# Problem statement
Locate every line that holds the string "บฝากรถ" and copy it.

[start of Information supplied]

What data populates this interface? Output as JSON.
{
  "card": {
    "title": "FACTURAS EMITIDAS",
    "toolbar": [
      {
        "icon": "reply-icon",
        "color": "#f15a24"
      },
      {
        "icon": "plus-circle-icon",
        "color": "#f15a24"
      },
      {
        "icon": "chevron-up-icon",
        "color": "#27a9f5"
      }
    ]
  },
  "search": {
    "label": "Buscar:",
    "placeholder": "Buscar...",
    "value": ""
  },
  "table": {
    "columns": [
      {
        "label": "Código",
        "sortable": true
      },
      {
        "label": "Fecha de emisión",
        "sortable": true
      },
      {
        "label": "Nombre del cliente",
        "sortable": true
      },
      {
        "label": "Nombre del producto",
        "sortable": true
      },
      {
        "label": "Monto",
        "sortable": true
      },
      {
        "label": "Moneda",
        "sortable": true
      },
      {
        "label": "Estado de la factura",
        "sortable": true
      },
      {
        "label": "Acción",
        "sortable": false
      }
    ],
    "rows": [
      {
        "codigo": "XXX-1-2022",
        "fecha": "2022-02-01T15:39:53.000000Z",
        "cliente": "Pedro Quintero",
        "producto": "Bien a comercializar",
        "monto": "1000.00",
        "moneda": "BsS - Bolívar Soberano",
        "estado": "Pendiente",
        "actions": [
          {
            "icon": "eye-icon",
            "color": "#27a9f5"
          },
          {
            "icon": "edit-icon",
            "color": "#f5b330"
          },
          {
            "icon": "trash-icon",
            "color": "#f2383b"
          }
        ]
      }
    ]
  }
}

[end of Information supplied]
[start of Information supplied]

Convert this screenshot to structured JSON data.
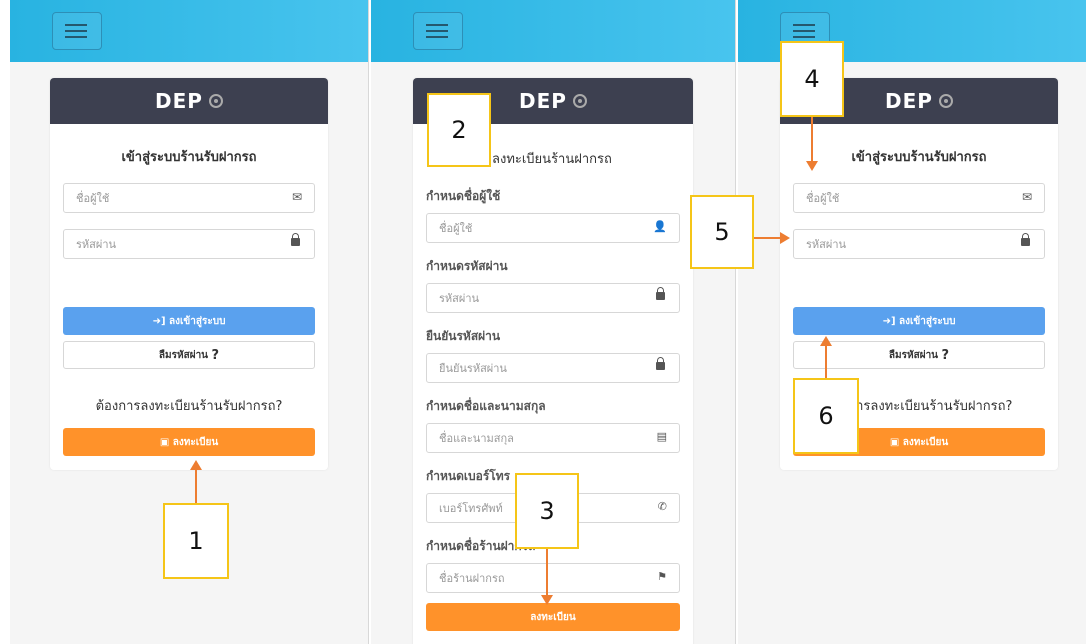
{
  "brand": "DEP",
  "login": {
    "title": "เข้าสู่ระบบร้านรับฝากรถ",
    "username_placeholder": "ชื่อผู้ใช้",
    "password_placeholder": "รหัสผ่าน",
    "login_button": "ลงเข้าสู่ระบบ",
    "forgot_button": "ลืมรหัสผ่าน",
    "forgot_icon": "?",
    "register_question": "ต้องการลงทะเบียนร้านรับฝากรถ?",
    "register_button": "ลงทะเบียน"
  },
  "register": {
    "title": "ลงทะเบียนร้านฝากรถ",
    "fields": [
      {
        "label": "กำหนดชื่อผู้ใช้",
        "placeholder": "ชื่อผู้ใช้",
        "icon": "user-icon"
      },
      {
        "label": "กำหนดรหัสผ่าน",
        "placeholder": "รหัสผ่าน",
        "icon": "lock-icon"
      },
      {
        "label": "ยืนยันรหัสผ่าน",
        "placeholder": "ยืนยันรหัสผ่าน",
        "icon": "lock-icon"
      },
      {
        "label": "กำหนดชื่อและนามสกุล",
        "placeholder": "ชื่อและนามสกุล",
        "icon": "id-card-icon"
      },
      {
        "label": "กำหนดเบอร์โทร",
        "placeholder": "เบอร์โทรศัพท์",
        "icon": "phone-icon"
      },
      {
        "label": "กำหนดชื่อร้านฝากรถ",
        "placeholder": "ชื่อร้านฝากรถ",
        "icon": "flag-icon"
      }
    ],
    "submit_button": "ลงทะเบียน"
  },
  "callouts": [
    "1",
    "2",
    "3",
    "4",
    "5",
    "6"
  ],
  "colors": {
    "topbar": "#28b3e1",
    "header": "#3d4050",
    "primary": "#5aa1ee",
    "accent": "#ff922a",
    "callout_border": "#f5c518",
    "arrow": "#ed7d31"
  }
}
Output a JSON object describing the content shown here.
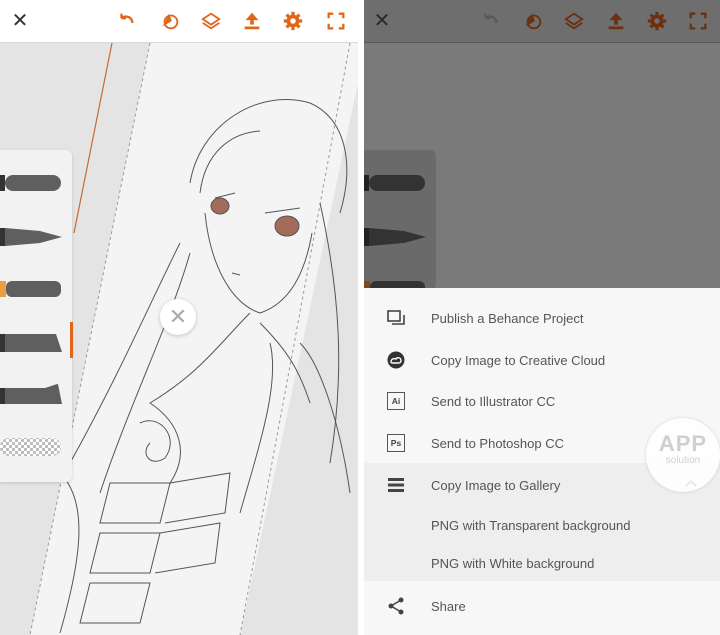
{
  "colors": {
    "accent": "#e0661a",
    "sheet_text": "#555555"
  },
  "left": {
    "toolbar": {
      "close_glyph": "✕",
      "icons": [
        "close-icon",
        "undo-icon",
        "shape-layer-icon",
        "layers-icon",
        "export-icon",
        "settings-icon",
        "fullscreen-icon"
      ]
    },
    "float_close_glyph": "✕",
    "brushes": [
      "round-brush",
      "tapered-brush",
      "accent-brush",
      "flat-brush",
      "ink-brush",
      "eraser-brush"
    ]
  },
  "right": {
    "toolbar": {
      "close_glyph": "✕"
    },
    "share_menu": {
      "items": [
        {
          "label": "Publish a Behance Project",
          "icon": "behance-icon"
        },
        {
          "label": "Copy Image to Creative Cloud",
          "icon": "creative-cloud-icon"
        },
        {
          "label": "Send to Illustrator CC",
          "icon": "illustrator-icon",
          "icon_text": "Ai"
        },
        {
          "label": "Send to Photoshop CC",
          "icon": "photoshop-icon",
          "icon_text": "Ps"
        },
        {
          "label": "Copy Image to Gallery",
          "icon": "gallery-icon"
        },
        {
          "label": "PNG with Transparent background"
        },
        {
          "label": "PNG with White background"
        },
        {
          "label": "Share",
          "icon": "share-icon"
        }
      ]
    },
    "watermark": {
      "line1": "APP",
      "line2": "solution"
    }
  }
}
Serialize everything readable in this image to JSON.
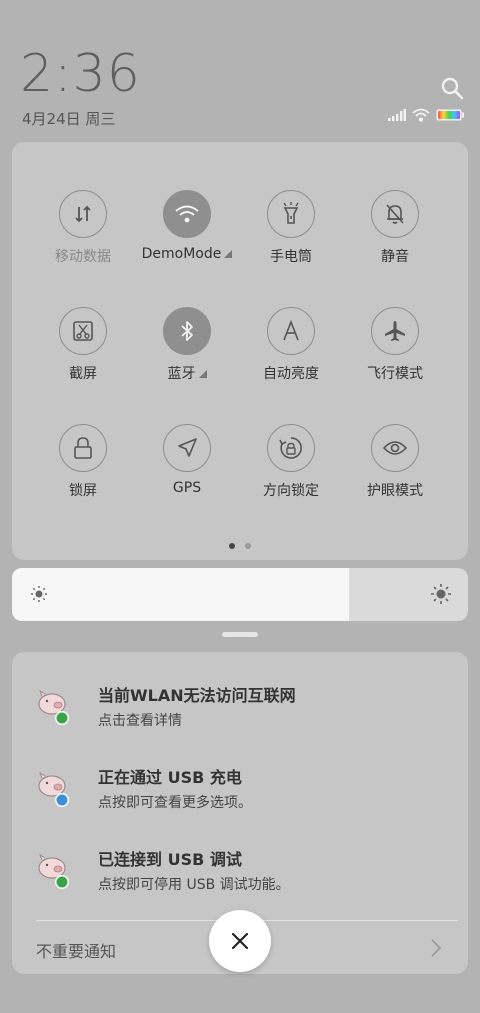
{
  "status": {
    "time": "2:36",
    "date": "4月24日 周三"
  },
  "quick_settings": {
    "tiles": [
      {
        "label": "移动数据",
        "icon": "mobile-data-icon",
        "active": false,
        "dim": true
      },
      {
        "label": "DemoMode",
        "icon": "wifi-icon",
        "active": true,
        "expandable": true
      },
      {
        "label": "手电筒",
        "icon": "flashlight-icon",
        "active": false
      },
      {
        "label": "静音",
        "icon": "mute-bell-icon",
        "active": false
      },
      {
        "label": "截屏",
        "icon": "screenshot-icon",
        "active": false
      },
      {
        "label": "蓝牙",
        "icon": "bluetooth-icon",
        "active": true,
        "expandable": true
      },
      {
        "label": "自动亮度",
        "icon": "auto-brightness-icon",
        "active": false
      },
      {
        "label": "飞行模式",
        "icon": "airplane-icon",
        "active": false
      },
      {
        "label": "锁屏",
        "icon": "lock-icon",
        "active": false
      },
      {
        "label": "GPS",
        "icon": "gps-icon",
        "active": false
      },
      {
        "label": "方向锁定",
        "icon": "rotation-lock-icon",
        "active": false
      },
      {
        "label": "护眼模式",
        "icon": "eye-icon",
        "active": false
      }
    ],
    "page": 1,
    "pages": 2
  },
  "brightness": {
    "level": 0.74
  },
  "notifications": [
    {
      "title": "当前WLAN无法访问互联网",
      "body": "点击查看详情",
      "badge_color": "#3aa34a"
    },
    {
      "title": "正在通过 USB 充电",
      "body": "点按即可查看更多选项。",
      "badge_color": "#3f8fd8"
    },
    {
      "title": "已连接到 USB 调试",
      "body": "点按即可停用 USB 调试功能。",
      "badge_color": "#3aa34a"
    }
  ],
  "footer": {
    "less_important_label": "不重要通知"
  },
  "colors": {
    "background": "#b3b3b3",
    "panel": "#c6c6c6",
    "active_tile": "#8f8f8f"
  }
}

[end of Information supplied]
[start of Information supplied]

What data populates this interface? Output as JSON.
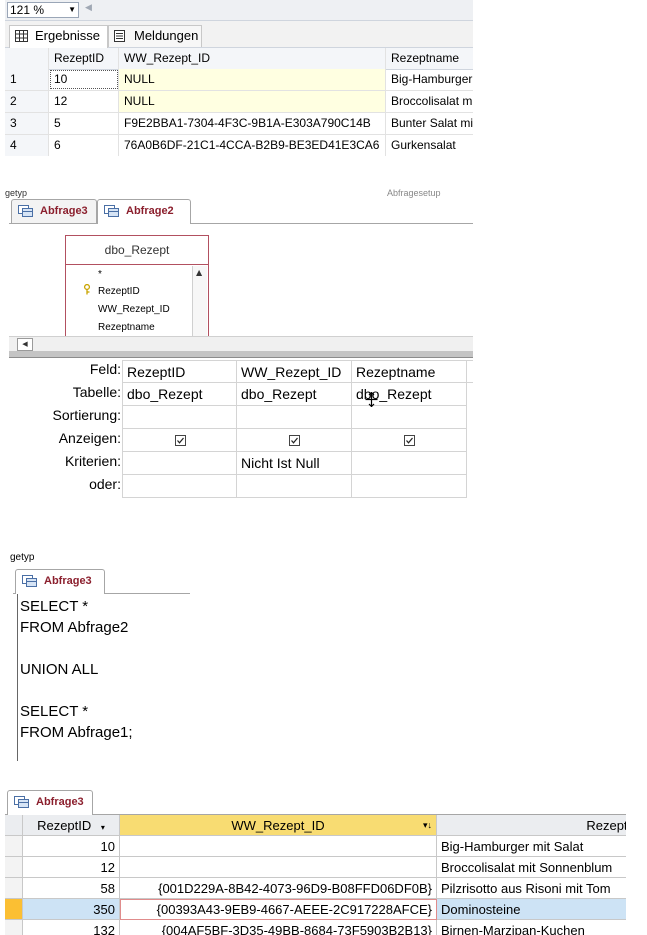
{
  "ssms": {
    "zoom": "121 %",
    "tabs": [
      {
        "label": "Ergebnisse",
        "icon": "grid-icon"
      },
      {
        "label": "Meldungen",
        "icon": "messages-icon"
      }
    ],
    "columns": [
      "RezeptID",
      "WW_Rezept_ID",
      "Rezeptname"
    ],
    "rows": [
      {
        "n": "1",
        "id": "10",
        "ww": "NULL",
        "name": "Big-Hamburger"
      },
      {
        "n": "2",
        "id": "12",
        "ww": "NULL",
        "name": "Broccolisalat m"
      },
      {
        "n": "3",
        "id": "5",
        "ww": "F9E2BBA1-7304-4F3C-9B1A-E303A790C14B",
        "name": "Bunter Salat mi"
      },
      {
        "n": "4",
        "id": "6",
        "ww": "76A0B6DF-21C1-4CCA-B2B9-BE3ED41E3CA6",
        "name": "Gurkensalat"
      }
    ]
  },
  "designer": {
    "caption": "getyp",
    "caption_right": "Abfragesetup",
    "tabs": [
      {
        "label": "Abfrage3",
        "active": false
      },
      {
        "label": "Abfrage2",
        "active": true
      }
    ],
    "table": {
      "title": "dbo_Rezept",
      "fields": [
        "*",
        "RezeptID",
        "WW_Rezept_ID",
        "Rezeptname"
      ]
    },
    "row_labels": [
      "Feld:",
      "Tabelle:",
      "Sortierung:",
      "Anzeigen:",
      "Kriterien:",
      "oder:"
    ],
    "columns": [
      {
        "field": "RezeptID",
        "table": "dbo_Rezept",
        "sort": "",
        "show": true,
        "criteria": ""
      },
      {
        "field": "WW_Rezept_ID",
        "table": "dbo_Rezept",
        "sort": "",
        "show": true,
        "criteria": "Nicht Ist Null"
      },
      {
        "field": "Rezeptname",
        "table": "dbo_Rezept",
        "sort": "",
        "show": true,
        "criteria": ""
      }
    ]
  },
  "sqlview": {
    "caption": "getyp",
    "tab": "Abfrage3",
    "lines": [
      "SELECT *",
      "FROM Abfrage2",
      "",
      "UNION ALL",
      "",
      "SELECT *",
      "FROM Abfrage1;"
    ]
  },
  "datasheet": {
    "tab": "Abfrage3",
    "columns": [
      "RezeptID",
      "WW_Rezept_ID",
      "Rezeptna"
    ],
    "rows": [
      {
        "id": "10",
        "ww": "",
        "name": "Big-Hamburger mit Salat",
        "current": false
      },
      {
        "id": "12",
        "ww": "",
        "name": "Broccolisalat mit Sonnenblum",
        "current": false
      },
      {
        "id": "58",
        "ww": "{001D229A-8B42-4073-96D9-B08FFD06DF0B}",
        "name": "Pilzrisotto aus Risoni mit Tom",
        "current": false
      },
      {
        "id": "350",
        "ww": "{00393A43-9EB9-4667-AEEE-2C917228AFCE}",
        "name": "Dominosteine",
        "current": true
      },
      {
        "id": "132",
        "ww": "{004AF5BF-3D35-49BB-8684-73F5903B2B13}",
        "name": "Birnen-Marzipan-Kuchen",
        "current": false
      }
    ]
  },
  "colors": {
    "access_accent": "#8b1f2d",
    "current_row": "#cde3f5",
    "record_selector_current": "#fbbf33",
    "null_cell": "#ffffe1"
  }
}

[end of Information supplied]

# Reply to the exercise
    "title": "เข้าสู่ระบบร้านรับฝากรถ",
    "register_question": "ต้องการลงทะเบียนร้านรับฝากรถ?",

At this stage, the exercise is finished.